From the entries below, list each line with "Status".

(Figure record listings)

-------

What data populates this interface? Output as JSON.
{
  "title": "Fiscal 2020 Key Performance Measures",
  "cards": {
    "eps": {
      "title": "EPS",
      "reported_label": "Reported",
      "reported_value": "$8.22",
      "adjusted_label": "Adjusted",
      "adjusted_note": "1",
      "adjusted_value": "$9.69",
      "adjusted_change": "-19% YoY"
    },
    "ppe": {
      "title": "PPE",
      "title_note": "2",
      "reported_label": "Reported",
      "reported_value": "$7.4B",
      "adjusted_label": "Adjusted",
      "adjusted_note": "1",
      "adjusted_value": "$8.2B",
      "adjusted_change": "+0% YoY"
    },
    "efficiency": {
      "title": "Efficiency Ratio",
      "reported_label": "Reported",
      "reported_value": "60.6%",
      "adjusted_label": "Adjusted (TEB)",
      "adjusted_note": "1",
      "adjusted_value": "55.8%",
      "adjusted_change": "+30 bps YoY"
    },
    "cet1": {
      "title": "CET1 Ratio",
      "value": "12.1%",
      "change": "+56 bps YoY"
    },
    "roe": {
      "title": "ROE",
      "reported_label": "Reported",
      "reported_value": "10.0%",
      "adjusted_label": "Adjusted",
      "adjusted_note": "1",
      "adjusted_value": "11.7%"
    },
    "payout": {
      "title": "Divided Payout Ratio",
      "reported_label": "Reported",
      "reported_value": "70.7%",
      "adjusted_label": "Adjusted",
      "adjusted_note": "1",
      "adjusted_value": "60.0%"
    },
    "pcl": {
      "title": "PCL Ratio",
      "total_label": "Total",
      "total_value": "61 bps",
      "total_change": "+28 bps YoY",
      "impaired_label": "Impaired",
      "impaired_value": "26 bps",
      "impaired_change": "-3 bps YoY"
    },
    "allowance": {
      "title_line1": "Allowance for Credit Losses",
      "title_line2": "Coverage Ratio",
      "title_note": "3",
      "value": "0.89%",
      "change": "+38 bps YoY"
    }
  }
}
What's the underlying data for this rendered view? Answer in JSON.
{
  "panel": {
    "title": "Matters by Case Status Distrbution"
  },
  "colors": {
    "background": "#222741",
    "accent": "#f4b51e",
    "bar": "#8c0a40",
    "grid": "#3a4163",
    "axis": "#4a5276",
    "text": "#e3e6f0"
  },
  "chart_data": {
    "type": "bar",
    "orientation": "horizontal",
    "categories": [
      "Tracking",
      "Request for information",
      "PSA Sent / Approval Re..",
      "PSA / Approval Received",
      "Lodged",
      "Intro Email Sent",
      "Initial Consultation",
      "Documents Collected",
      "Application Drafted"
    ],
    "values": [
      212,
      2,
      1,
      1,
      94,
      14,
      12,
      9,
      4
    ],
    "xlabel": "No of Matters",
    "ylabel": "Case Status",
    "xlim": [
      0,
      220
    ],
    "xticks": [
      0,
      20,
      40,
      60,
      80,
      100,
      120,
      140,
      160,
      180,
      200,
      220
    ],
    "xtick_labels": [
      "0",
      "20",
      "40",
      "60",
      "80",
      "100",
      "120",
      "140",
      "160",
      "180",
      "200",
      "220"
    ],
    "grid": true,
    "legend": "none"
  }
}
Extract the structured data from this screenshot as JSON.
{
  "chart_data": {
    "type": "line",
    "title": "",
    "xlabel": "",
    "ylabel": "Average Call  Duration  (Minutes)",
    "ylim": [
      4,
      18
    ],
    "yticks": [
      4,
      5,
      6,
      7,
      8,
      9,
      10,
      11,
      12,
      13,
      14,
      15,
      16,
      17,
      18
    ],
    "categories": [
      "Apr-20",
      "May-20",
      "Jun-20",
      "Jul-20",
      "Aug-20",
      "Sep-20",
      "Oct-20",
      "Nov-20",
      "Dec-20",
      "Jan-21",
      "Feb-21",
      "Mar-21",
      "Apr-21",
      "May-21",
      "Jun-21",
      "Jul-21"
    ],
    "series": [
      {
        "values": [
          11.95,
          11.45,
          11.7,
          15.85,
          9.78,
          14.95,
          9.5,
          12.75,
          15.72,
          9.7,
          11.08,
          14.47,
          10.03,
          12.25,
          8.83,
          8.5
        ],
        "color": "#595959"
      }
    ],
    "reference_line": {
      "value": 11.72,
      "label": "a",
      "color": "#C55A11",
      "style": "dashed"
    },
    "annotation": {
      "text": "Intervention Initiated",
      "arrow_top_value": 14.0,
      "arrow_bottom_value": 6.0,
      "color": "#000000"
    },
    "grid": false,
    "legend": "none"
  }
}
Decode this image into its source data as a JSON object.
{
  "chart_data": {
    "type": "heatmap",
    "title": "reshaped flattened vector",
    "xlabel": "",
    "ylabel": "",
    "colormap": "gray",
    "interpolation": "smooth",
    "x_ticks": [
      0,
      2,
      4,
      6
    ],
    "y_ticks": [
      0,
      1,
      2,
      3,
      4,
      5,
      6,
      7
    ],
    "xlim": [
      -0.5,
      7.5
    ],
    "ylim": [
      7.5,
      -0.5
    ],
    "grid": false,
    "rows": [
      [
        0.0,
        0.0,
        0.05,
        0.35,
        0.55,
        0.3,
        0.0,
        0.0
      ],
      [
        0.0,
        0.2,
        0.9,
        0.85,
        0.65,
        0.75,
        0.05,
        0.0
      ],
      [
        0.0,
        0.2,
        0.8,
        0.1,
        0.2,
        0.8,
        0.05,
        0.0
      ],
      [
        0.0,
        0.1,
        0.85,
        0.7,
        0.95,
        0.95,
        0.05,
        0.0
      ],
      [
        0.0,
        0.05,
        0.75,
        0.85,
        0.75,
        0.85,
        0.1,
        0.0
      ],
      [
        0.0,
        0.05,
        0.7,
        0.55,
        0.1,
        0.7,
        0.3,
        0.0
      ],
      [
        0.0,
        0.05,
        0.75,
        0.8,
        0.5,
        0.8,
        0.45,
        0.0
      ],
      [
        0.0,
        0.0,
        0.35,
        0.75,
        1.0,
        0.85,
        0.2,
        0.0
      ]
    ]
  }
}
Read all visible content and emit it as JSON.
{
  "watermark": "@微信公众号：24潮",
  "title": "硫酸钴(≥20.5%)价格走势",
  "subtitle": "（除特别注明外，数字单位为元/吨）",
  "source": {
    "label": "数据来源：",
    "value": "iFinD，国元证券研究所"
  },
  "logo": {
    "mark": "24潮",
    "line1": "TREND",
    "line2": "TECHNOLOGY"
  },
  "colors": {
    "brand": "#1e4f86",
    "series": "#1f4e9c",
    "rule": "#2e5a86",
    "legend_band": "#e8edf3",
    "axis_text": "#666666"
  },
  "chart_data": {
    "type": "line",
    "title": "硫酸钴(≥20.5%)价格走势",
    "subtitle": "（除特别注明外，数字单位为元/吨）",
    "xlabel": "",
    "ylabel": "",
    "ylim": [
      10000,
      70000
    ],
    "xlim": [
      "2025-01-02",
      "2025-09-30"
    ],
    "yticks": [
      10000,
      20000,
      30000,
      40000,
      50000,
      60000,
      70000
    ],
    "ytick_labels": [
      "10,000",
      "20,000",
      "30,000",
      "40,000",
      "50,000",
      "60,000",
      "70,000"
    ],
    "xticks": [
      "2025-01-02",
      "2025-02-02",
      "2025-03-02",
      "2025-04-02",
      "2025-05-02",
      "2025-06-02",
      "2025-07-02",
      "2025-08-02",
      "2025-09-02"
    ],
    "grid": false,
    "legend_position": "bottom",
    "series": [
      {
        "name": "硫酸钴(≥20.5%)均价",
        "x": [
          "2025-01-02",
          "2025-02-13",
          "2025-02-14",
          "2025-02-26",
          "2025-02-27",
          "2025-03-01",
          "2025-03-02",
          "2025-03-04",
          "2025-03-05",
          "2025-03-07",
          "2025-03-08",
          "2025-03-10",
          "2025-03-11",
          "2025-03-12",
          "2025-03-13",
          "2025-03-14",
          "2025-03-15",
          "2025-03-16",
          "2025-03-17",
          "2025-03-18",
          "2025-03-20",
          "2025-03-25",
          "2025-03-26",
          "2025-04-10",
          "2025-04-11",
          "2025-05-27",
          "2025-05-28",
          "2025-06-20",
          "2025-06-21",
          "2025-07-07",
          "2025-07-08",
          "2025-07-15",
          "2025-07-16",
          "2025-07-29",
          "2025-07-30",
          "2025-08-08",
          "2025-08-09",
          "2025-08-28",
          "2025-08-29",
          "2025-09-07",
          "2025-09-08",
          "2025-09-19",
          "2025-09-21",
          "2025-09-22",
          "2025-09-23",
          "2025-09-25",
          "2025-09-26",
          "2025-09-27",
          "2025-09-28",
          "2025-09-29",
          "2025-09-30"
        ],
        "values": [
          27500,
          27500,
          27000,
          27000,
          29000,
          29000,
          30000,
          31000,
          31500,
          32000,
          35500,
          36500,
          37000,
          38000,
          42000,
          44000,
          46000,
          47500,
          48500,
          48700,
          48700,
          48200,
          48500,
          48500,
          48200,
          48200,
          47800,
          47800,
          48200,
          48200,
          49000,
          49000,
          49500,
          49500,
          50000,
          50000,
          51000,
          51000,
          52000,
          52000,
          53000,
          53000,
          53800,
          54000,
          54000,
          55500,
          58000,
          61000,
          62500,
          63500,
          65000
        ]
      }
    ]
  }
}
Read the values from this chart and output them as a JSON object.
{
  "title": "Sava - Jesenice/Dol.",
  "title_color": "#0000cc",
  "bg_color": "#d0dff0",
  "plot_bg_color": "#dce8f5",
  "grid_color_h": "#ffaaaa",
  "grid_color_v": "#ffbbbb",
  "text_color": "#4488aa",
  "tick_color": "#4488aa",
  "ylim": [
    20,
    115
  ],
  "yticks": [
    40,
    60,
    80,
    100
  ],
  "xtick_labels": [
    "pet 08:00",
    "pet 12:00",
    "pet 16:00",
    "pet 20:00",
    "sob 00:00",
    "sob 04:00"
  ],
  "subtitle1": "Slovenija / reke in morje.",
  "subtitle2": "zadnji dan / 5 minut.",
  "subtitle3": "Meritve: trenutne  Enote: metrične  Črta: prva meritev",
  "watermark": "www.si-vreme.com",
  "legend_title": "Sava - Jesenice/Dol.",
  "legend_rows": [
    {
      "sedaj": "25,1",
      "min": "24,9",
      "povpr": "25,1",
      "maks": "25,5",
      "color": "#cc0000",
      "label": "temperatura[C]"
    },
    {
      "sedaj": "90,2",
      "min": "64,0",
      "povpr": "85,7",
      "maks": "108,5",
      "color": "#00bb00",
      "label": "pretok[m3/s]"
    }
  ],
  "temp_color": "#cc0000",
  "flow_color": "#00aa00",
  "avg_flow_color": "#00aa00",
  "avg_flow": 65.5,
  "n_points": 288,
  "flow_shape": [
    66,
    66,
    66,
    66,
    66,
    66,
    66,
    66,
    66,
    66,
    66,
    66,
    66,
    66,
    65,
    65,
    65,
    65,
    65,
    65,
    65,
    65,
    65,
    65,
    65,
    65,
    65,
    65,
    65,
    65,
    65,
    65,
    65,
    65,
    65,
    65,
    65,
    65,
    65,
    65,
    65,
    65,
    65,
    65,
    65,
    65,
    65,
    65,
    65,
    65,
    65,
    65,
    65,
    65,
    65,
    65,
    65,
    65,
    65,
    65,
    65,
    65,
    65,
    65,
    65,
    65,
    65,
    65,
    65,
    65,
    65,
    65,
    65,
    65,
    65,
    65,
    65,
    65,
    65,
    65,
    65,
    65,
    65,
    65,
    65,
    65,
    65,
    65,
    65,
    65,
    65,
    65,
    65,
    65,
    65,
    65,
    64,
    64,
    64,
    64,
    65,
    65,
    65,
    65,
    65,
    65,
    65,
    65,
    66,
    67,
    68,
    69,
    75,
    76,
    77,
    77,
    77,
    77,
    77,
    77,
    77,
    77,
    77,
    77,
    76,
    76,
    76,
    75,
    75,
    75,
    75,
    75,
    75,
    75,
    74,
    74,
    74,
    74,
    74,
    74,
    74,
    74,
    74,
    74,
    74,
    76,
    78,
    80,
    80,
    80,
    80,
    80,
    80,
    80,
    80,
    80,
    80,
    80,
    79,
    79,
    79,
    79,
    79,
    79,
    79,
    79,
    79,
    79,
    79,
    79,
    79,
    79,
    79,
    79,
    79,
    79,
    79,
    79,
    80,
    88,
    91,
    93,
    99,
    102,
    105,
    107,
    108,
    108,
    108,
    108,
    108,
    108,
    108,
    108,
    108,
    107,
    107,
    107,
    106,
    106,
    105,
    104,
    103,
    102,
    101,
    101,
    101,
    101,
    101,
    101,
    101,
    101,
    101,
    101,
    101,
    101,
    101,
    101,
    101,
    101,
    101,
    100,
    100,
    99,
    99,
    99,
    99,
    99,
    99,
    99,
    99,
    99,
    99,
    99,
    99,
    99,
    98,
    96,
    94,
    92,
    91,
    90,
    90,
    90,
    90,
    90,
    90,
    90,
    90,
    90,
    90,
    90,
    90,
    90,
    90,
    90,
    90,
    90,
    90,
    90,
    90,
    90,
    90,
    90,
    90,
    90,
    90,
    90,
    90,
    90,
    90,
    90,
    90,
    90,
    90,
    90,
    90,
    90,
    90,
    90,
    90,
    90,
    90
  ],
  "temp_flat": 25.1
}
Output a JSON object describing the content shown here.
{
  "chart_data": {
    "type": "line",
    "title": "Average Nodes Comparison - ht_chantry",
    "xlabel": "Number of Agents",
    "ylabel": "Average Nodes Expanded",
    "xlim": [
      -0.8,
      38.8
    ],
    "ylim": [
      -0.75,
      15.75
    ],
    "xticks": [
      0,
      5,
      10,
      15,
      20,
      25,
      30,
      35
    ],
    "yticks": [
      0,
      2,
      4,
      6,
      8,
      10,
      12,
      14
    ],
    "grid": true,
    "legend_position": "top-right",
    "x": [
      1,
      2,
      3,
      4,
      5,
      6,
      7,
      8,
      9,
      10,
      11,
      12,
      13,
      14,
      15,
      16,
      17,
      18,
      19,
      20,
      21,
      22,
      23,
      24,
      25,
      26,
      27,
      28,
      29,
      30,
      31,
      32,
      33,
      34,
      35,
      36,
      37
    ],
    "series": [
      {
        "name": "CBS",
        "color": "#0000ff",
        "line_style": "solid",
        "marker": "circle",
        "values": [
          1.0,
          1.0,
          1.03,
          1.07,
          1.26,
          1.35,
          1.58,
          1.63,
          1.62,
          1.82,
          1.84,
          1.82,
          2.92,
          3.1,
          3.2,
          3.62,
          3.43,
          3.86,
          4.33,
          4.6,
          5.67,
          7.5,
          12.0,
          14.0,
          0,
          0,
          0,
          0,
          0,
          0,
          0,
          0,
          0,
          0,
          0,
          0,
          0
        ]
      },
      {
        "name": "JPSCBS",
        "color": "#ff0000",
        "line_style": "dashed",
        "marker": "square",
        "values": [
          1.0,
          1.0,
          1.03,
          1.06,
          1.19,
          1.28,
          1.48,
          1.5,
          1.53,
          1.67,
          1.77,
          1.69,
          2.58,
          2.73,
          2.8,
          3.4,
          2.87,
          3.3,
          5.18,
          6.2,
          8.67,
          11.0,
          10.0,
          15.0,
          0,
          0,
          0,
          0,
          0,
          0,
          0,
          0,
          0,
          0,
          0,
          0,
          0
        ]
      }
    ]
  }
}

-------

→ **FINAL RESULT**
    "title": "Matters by Case Status Distrbution"
    "ylabel": "Case Status",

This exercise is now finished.